### Entries provided:
>>

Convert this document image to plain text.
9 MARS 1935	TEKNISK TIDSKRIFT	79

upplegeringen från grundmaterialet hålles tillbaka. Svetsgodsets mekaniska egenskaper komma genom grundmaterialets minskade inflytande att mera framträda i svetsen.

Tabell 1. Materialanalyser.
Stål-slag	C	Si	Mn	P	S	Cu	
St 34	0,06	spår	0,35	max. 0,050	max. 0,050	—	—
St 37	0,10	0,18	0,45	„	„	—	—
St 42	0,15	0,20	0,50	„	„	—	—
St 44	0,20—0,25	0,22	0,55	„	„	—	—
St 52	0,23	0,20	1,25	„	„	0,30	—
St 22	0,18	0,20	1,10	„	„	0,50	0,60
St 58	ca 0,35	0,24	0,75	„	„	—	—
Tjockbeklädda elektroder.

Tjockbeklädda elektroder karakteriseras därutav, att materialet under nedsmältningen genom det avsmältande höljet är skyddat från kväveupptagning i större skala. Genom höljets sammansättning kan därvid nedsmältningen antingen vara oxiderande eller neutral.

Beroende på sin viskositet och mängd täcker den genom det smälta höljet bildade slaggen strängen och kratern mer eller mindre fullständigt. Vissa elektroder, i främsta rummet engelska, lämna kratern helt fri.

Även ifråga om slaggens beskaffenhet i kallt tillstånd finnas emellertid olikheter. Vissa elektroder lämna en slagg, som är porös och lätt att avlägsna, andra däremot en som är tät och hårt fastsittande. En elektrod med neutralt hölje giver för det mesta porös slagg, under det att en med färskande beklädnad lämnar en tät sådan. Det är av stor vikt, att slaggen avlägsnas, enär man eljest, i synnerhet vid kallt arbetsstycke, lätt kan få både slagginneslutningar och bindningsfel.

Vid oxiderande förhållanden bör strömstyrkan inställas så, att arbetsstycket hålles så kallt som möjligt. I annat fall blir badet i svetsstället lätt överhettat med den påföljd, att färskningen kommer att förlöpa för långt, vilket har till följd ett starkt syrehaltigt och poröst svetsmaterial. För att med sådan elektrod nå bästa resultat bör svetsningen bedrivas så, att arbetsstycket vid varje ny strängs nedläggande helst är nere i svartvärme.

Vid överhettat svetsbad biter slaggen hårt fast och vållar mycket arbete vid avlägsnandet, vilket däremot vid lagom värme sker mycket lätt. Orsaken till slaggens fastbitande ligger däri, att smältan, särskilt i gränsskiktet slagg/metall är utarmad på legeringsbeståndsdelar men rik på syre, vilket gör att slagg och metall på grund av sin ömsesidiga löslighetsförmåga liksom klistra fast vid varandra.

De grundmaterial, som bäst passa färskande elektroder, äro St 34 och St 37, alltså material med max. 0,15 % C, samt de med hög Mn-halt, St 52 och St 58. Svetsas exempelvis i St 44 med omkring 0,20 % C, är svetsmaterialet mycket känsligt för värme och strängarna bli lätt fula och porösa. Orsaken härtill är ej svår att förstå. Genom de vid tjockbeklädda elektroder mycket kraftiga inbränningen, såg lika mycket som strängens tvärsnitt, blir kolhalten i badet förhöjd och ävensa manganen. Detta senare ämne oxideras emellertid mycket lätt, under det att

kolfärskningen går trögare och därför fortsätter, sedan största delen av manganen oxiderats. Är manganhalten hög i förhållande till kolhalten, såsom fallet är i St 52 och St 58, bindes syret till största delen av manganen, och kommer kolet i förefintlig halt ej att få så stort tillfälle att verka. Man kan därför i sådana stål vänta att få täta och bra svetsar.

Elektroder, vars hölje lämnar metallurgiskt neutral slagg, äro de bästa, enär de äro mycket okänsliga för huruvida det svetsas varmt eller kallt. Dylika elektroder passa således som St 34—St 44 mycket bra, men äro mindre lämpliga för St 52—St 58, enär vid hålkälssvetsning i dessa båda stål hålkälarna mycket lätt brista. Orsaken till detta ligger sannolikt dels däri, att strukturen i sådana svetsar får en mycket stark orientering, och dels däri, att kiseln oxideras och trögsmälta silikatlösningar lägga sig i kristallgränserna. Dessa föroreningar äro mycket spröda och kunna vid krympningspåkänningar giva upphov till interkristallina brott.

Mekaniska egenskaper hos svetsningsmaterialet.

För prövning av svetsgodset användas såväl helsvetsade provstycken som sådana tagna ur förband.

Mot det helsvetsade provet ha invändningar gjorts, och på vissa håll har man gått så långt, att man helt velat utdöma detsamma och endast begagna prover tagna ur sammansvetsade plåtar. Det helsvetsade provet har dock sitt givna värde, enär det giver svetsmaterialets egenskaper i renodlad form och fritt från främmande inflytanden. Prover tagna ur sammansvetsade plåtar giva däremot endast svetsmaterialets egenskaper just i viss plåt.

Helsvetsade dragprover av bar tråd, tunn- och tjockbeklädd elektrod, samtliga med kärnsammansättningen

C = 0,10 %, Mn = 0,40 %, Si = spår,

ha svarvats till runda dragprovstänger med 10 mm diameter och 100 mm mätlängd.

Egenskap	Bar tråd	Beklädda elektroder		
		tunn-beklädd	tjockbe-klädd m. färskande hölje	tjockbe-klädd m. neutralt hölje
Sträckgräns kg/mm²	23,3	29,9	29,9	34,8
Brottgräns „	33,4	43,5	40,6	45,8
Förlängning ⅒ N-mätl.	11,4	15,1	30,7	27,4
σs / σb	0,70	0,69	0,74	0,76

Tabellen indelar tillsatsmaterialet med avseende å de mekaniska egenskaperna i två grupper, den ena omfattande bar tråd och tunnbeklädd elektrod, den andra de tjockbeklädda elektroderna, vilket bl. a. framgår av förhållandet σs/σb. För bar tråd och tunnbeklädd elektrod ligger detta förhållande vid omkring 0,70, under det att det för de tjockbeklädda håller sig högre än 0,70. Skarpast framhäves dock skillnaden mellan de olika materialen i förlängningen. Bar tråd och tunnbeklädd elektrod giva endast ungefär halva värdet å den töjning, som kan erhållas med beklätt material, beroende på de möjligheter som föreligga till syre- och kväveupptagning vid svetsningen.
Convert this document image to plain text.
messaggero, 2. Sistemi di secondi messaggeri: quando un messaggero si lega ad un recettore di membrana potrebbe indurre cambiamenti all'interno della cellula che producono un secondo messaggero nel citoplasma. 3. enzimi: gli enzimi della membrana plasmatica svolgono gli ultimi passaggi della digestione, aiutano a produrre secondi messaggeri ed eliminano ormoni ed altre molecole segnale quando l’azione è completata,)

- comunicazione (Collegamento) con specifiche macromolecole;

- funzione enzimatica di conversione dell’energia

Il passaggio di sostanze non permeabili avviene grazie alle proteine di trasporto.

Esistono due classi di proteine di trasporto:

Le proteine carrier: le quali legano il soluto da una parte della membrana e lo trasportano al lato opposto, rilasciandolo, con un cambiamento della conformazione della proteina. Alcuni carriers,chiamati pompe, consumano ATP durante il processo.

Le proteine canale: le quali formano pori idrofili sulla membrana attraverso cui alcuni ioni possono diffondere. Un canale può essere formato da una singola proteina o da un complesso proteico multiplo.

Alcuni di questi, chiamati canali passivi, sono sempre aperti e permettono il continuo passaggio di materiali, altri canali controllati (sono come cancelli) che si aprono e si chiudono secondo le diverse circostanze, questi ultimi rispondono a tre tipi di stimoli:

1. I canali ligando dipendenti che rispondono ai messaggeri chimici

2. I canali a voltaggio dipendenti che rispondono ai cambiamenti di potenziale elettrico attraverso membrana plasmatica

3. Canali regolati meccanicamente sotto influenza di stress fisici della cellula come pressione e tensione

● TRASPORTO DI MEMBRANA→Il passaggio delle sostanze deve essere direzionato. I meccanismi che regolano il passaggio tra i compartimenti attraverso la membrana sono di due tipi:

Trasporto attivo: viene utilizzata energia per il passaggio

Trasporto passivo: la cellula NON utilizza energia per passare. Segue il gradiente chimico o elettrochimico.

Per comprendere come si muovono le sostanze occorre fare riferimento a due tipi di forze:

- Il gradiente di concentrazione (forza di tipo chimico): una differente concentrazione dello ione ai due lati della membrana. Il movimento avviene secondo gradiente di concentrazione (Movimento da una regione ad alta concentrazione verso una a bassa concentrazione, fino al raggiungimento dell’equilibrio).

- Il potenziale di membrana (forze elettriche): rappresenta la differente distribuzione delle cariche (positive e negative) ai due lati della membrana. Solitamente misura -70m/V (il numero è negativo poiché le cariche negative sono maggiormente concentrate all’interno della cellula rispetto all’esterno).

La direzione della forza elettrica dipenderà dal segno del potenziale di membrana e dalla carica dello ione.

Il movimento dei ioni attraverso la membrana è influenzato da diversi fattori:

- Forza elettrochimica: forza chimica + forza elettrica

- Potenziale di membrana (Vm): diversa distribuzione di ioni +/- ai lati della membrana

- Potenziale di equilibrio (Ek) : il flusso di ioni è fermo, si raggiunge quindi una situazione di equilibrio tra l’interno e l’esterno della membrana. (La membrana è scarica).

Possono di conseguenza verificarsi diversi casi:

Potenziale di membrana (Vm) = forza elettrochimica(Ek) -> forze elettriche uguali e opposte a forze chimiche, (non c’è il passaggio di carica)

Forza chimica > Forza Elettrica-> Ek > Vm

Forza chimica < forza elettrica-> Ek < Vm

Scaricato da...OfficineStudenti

<<

### What to do:
To answer, copy each line from the material above that has the word "come".

### Exercise answer:
Alcuni di questi, chiamati canali passivi, sono sempre aperti e permettono il continuo passaggio di materiali, altri canali controllati (sono come cancelli) che si aprono e si chiudono secondo le diverse circostanze, questi ultimi rispondono a tre tipi di stimoli:
3. Canali regolati meccanicamente sotto influenza di stress fisici della cellula come pressione e tensione
Per comprendere come si muovono le sostanze occorre fare riferimento a due tipi di forze:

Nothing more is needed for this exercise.